(Data records)

-------

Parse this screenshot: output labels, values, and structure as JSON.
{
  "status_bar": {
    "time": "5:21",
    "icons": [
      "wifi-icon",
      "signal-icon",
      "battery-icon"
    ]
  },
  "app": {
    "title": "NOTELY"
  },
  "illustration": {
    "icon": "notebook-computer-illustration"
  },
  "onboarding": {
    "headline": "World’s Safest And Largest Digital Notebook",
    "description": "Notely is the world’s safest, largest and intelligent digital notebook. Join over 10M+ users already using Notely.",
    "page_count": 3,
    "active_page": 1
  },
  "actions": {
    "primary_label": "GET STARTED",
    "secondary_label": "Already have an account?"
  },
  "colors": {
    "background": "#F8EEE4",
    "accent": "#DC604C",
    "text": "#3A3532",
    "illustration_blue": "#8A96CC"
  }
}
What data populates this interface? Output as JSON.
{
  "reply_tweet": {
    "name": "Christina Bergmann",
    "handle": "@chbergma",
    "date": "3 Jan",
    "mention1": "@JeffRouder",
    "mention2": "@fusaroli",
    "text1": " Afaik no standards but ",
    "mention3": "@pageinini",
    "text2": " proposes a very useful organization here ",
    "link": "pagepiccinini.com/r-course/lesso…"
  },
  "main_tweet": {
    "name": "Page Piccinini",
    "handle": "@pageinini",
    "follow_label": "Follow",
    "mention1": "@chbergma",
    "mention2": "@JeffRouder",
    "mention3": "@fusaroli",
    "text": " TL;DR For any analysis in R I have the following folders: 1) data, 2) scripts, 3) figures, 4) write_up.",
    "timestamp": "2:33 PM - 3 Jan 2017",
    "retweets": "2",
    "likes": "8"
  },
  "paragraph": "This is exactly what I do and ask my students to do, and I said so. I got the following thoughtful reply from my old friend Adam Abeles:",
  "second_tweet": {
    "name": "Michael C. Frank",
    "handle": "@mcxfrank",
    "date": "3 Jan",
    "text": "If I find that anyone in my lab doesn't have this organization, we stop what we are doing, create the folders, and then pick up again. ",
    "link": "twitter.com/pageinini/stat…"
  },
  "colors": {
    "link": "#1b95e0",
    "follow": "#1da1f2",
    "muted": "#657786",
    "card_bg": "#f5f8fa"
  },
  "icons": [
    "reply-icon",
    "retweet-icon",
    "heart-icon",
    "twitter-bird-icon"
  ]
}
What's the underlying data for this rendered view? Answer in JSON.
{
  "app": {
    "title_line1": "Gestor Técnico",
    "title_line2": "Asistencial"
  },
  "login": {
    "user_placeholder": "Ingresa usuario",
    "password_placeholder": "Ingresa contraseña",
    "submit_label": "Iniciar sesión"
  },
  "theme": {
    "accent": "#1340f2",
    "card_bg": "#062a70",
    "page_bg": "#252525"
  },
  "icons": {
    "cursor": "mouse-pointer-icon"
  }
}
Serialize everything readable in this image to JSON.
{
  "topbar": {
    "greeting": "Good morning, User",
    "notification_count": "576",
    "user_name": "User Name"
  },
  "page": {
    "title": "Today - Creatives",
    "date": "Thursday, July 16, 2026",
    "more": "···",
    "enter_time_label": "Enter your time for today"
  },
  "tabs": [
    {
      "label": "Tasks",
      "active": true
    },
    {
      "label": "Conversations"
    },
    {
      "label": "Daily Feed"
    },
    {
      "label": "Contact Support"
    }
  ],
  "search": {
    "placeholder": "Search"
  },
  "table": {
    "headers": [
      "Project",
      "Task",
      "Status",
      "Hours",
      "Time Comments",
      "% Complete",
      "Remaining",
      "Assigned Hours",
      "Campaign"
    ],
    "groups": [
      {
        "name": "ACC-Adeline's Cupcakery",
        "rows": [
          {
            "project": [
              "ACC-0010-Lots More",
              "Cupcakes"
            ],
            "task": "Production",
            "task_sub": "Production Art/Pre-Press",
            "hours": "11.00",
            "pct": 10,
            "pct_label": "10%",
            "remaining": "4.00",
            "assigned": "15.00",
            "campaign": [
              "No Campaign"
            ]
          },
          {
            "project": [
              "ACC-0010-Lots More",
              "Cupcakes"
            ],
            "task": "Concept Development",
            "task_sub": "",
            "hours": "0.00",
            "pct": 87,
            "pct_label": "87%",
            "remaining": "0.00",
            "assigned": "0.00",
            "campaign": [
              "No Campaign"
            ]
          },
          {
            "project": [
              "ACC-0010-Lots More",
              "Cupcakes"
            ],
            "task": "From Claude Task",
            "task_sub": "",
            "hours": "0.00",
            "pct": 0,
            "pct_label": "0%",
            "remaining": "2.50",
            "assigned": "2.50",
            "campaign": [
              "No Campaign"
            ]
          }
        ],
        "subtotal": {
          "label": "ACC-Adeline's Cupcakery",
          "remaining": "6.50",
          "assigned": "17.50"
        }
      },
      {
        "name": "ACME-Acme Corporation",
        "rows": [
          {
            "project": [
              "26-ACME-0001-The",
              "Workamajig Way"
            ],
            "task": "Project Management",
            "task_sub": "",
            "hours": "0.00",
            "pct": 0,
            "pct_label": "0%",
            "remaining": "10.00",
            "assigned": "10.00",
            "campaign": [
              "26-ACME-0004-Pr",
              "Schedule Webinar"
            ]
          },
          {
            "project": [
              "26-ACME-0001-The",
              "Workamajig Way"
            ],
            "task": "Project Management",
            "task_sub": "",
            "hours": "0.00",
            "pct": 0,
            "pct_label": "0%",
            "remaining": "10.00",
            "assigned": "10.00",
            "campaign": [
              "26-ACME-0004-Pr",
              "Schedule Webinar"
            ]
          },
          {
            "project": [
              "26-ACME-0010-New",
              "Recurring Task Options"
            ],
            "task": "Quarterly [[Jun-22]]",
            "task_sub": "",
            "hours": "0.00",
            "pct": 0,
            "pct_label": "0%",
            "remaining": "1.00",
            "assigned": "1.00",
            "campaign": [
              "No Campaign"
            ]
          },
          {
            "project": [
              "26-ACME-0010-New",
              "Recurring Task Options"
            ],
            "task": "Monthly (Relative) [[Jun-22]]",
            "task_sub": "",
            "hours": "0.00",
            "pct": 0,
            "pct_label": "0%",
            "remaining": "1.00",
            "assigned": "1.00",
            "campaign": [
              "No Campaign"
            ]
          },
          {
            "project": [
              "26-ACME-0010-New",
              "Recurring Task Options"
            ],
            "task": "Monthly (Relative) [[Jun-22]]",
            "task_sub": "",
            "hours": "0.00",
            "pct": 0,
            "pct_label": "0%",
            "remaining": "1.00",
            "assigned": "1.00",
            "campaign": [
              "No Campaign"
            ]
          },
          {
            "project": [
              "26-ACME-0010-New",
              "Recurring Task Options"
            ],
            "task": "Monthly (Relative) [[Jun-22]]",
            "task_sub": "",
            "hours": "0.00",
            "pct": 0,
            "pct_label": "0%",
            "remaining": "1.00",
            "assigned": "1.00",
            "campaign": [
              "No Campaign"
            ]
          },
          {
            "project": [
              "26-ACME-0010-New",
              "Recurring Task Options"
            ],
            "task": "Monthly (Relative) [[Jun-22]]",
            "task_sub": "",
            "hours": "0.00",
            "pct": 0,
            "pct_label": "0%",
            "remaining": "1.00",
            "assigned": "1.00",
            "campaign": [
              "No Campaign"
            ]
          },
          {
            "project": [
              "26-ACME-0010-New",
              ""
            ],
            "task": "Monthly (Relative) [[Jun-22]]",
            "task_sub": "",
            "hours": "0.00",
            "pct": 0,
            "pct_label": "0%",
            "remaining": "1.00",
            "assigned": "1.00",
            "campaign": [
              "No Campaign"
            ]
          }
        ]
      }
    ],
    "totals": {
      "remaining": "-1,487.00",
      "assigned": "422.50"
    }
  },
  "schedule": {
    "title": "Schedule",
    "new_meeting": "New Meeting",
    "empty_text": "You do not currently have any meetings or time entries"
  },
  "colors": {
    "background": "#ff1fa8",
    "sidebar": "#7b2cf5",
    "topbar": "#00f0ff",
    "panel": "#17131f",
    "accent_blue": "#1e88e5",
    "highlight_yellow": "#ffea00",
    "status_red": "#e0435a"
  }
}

-------

Objective
Tally the lines of the listing above that include the word "twitter". Answer with the number alone.

The result
2